### Work to do
Can you find the lines of the listing that include "سایر" and copy every one?

### Records for this exercise
--------------------------------------------------

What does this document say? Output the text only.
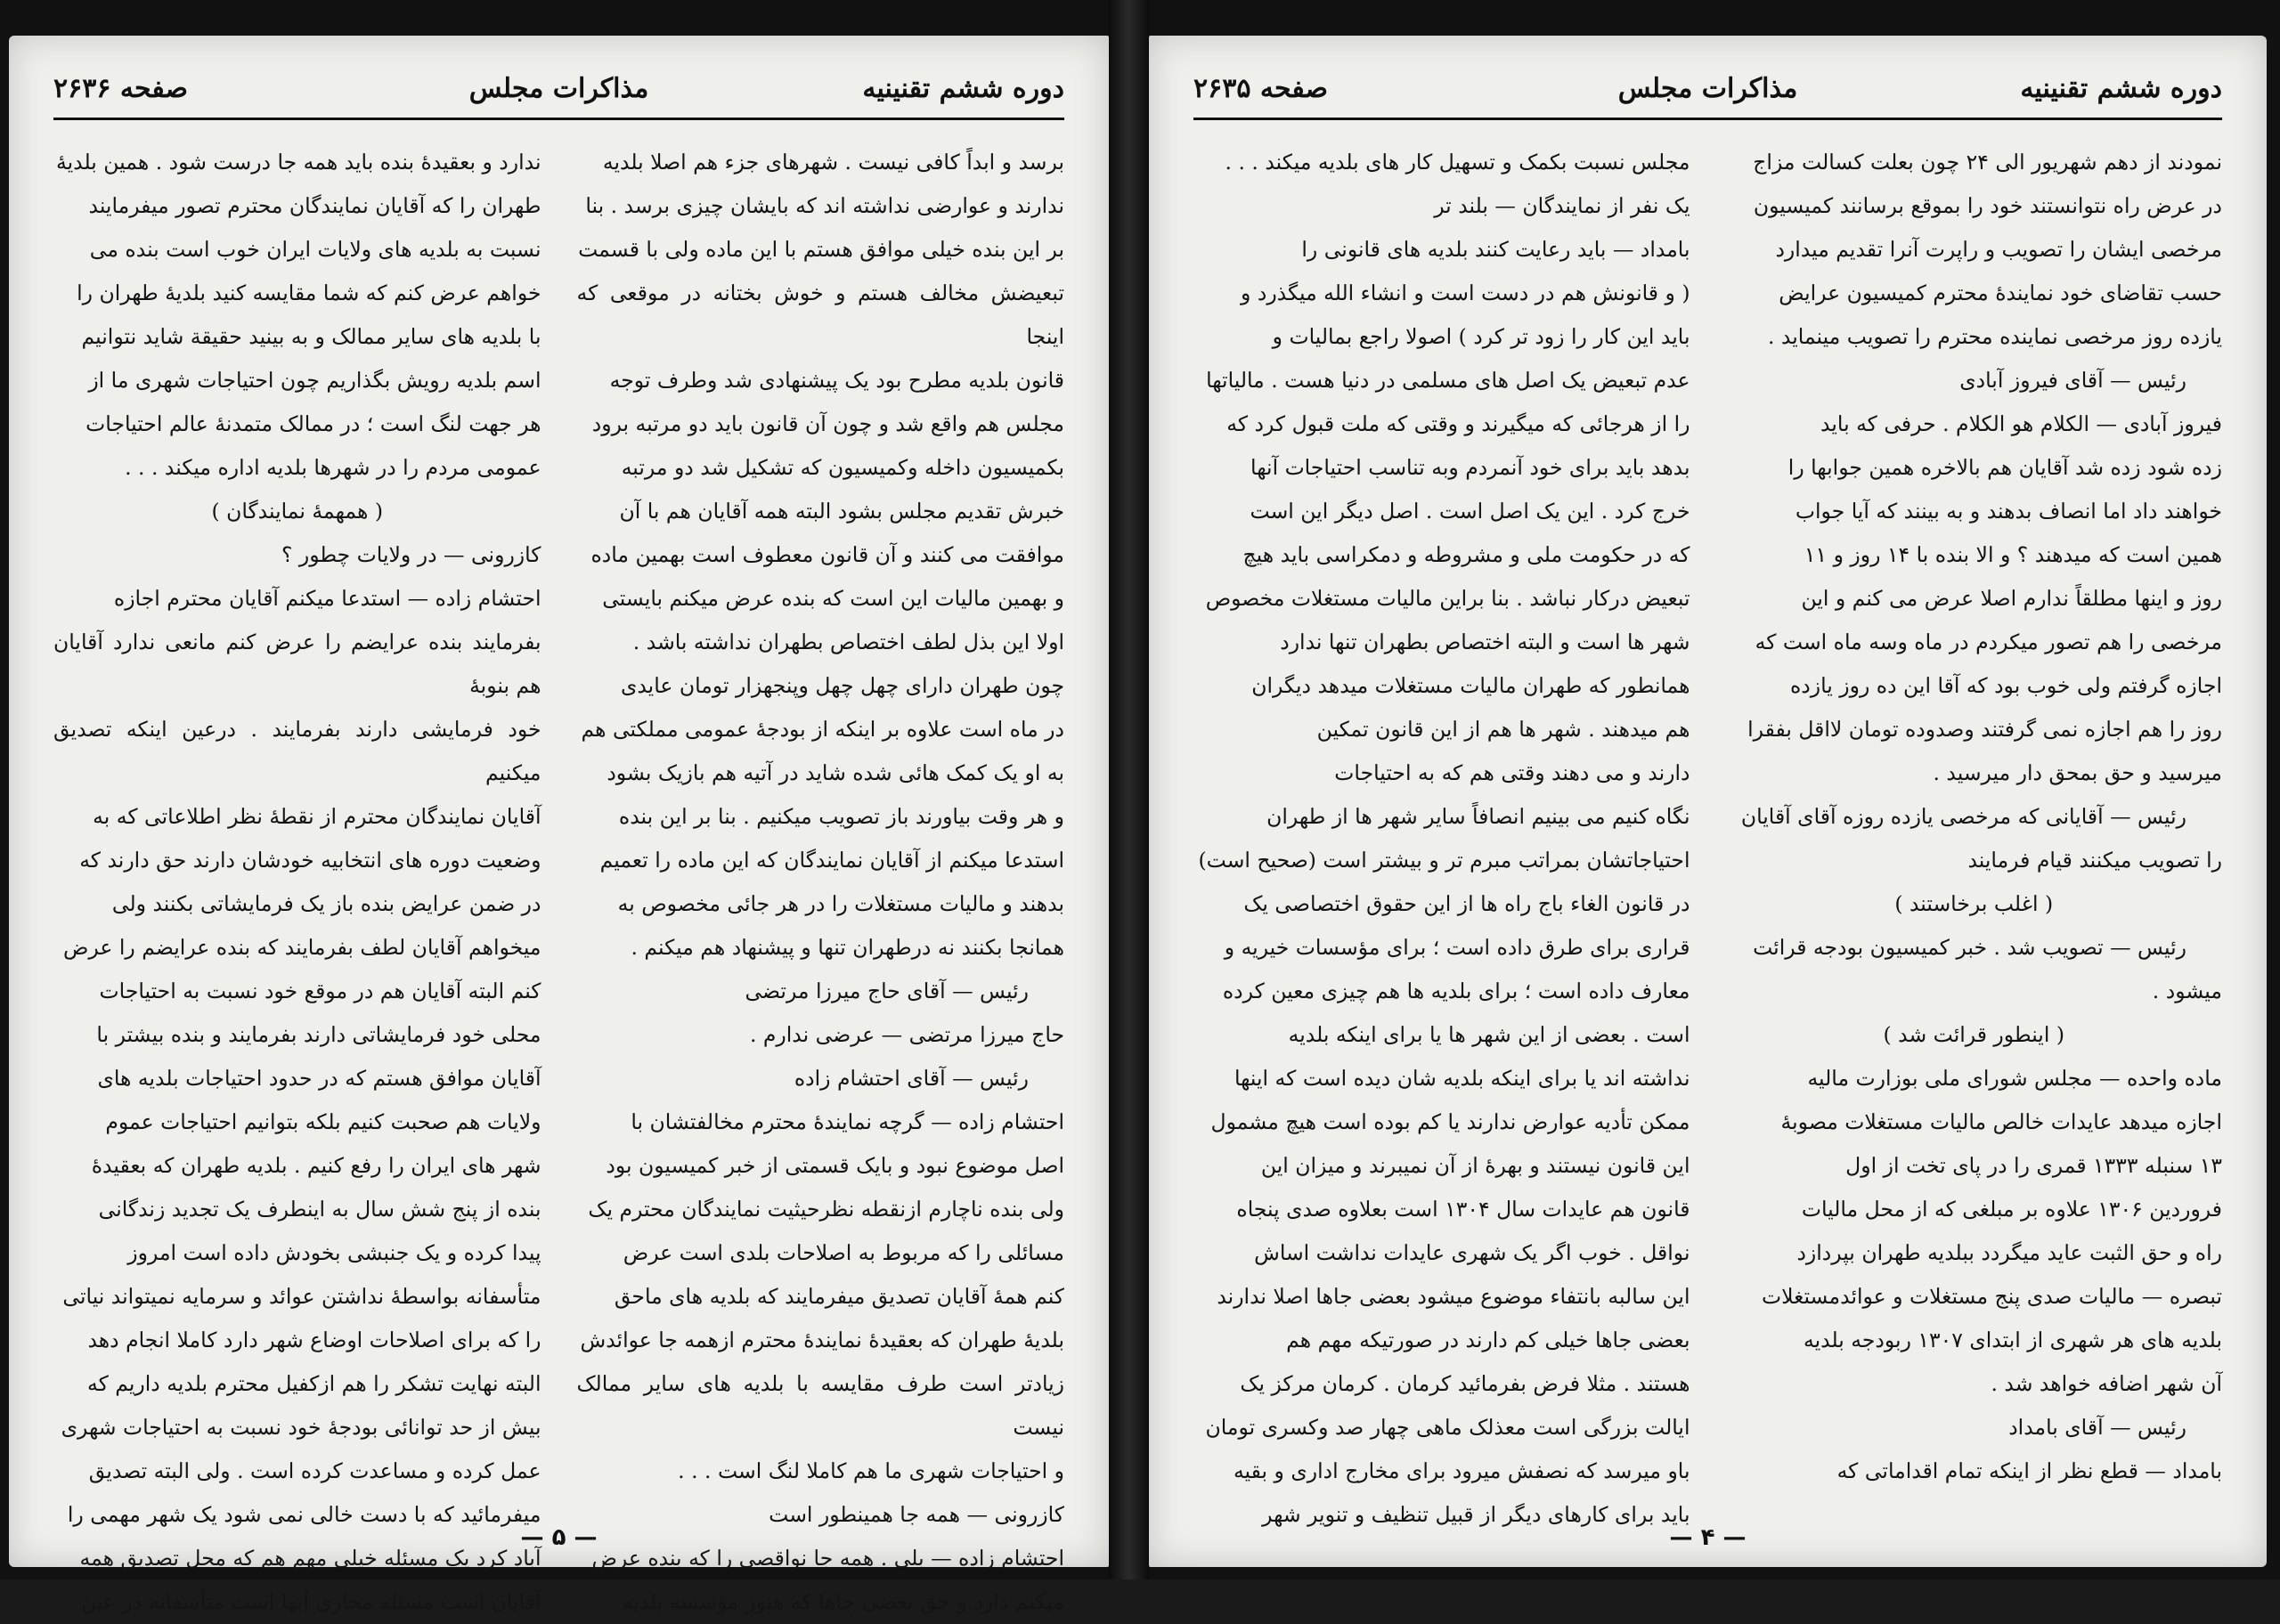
دوره ششم تقنینیه
مذاکرات مجلس
صفحه ۲۶۳۶

برسد و ابداً کافی نیست . شهرهای جزء هم اصلا بلدیه

ندارند و عوارضی نداشته اند که بایشان چیزی برسد . بنا

بر این بنده خیلی موافق هستم با این ماده ولی با قسمت

تبعیضش مخالف هستم و خوش بختانه در موقعی که اینجا

قانون بلدیه مطرح بود یک پیشنهادی شد وطرف توجه

مجلس هم واقع شد و چون آن قانون باید دو مرتبه برود

بکمیسیون داخله وکمیسیون که تشکیل شد دو مرتبه

خبرش تقدیم مجلس بشود البته همه آقایان هم با آن

موافقت می کنند و آن قانون معطوف است بهمین ماده

و بهمین مالیات این است که بنده عرض میکنم بایستی

اولا این بذل لطف اختصاص بطهران نداشته باشد .

چون طهران دارای چهل چهل وپنجهزار تومان عایدی

در ماه است علاوه بر اینکه از بودجهٔ عمومی مملکتی هم

به او یک کمک هائی شده شاید در آتیه هم بازیک بشود

و هر وقت بیاورند باز تصویب میکنیم . بنا بر این بنده

استدعا میکنم از آقایان نمایندگان که این ماده را تعمیم

بدهند و مالیات مستغلات را در هر جائی مخصوص به

همانجا بکنند نه درطهران تنها و پیشنهاد هم میکنم .

رئیس — آقای حاج میرزا مرتضی

حاج میرزا مرتضی — عرضی ندارم .

رئیس — آقای احتشام زاده

احتشام زاده — گرچه نمایندهٔ محترم مخالفتشان با

اصل موضوع نبود و بایک قسمتی از خبر کمیسیون بود

ولی بنده ناچارم ازنقطه نظرحیثیت نمایندگان محترم یک

مسائلی را که مربوط به اصلاحات بلدی است عرض

کنم همهٔ آقایان تصدیق میفرمایند که بلدیه های ماحق

بلدیهٔ طهران که بعقیدهٔ نمایندهٔ محترم ازهمه جا عوائدش

زیادتر است طرف مقایسه با بلدیه های سایر ممالک نیست

و احتیاجات شهری ما هم کاملا لنگ است . . .

کازرونی — همه جا همینطور است

احتشام زاده — بلی . همه جا نواقصی را که بنده عرض

میکنم دارد و حق بعضی جاها که هنوز مؤسسه بلدیه

ندارد و بعقیدهٔ بنده باید همه جا درست شود . همین بلدیهٔ

طهران را که آقایان نمایندگان محترم تصور میفرمایند

نسبت به بلدیه های ولایات ایران خوب است بنده می

خواهم عرض کنم که شما مقایسه کنید بلدیهٔ طهران را

با بلدیه های سایر ممالک و به بینید حقیقة شاید نتوانیم

اسم بلدیه رویش بگذاریم چون احتیاجات شهری ما از

هر جهت لنگ است ؛ در ممالک متمدنهٔ عالم احتیاجات

عمومی مردم را در شهرها بلدیه اداره میکند . . .

( همهمهٔ نمایندگان )

کازرونی — در ولایات چطور ؟

احتشام زاده — استدعا میکنم آقایان محترم اجازه

بفرمایند بنده عرایضم را عرض کنم مانعی ندارد آقایان هم بنوبهٔ

خود فرمایشی دارند بفرمایند . درعین اینکه تصدیق میکنیم

آقایان نمایندگان محترم از نقطهٔ نظر اطلاعاتی که به

وضعیت دوره های انتخابیه خودشان دارند حق دارند که

در ضمن عرایض بنده باز یک فرمایشاتی بکنند ولی

میخواهم آقایان لطف بفرمایند که بنده عرایضم را عرض

کنم البته آقایان هم در موقع خود نسبت به احتیاجات

محلی خود فرمایشاتی دارند بفرمایند و بنده بیشتر با

آقایان موافق هستم که در حدود احتیاجات بلدیه های

ولایات هم صحبت کنیم بلکه بتوانیم احتیاجات عموم

شهر های ایران را رفع کنیم . بلدیه طهران که بعقیدهٔ

بنده از پنج شش سال به اینطرف یک تجدید زندگانی

پیدا کرده و یک جنبشی بخودش داده است امروز

متأسفانه بواسطهٔ نداشتن عوائد و سرمایه نمیتواند نیاتی

را که برای اصلاحات اوضاع شهر دارد کاملا انجام دهد

البته نهایت تشکر را هم ازکفیل محترم بلدیه داریم که

بیش از حد توانائی بودجهٔ خود نسبت به احتیاجات شهری

عمل کرده و مساعدت کرده است . ولی البته تصدیق

میفرمائید که با دست خالی نمی شود یک شهر مهمی را

آباد کرد یک مسئله خیلی مهم هم که محل تصدیق همه

آقایان است مسئله مجاری آبها است متأسفانه در عین

— ۵ —
دوره ششم تقنینیه
مذاکرات مجلس
صفحه ۲۶۳۵

نمودند از دهم شهریور الی ۲۴ چون بعلت کسالت مزاج

در عرض راه نتوانستند خود را بموقع برسانند کمیسیون

مرخصی ایشان را تصویب و راپرت آنرا تقدیم میدارد

حسب تقاضای خود نمایندهٔ محترم کمیسیون عرایض

یازده روز مرخصی نماینده محترم را تصویب مینماید .

رئیس — آقای فیروز آبادی

فیروز آبادی — الکلام هو الکلام . حرفی که باید

زده شود زده شد آقایان هم بالاخره همین جوابها را

خواهند داد اما انصاف بدهند و به بینند که آیا جواب

همین است که میدهند ؟ و الا بنده با ۱۴ روز و ۱۱

روز و اینها مطلقاً ندارم اصلا عرض می کنم و این

مرخصی را هم تصور میکردم در ماه وسه ماه است که

اجازه گرفتم ولی خوب بود که آقا این ده روز یازده

روز را هم اجازه نمی گرفتند وصدوده تومان لااقل بفقرا

میرسید و حق بمحق دار میرسید .

رئیس — آقایانی که مرخصی یازده روزه آقای آقایان

را تصویب میکنند قیام فرمایند

( اغلب برخاستند )

رئیس — تصویب شد . خبر کمیسیون بودجه قرائت

میشود .

( اینطور قرائت شد )

ماده واحده — مجلس شورای ملی بوزارت مالیه

اجازه میدهد عایدات خالص مالیات مستغلات مصوبهٔ

۱۳ سنبله ۱۳۳۳ قمری را در پای تخت از اول

فروردین ۱۳۰۶ علاوه بر مبلغی که از محل مالیات

راه و حق الثبت عاید میگردد ببلدیه طهران بپردازد

تبصره — مالیات صدی پنج مستغلات و عوائدمستغلات

بلدیه های هر شهری از ابتدای ۱۳۰۷ ربودجه بلدیه

آن شهر اضافه خواهد شد .

رئیس — آقای بامداد

بامداد — قطع نظر از اینکه تمام اقداماتی که

مجلس نسبت بکمک و تسهیل کار های بلدیه میکند . . .

یک نفر از نمایندگان — بلند تر

بامداد — باید رعایت کنند بلدیه های قانونی را

( و قانونش هم در دست است و انشاء الله میگذرد و

باید این کار را زود تر کرد ) اصولا راجع بمالیات و

عدم تبعیض یک اصل های مسلمی در دنیا هست . مالیاتها

را از هرجائی که میگیرند و وقتی که ملت قبول کرد که

بدهد باید برای خود آنمردم وبه تناسب احتیاجات آنها

خرج کرد . این یک اصل است . اصل دیگر این است

که در حکومت ملی و مشروطه و دمکراسی باید هیچ

تبعیض درکار نباشد . بنا براین مالیات مستغلات مخصوص

شهر ها است و البته اختصاص بطهران تنها ندارد

همانطور که طهران مالیات مستغلات میدهد دیگران

هم میدهند . شهر ها هم از این قانون تمکین

دارند و می دهند وقتی هم که به احتیاجات

نگاه کنیم می بینیم انصافاً سایر شهر ها از طهران

احتیاجاتشان بمراتب مبرم تر و بیشتر است (صحیح است)

در قانون الغاء باج راه ها از این حقوق اختصاصی یک

قراری برای طرق داده است ؛ برای مؤسسات خیریه و

معارف داده است ؛ برای بلدیه ها هم چیزی معین کرده

است . بعضی از این شهر ها یا برای اینکه بلدیه

نداشته اند یا برای اینکه بلدیه شان دیده است که اینها

ممکن تأدیه عوارض ندارند یا کم بوده است هیچ مشمول

این قانون نیستند و بهرهٔ از آن نمیبرند و میزان این

قانون هم عایدات سال ۱۳۰۴ است بعلاوه صدی پنجاه

نواقل . خوب اگر یک شهری عایدات نداشت اساش

این سالبه بانتفاء موضوع میشود بعضی جاها اصلا ندارند

بعضی جاها خیلی کم دارند در صورتیکه مهم هم

هستند . مثلا فرض بفرمائید کرمان . کرمان مرکز یک

ایالت بزرگی است معذلک ماهی چهار صد وکسری تومان

باو میرسد که نصفش میرود برای مخارج اداری و بقیه

باید برای کارهای دیگر از قبیل تنظیف و تنویر شهر

— ۴ —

--------------------------------------------------

### Result below
زیادتر است طرف مقایسه با بلدیه های سایر ممالک نیست
با بلدیه های سایر ممالک و به بینید حقیقة شاید نتوانیم
نگاه کنیم می بینیم انصافاً سایر شهر ها از طهران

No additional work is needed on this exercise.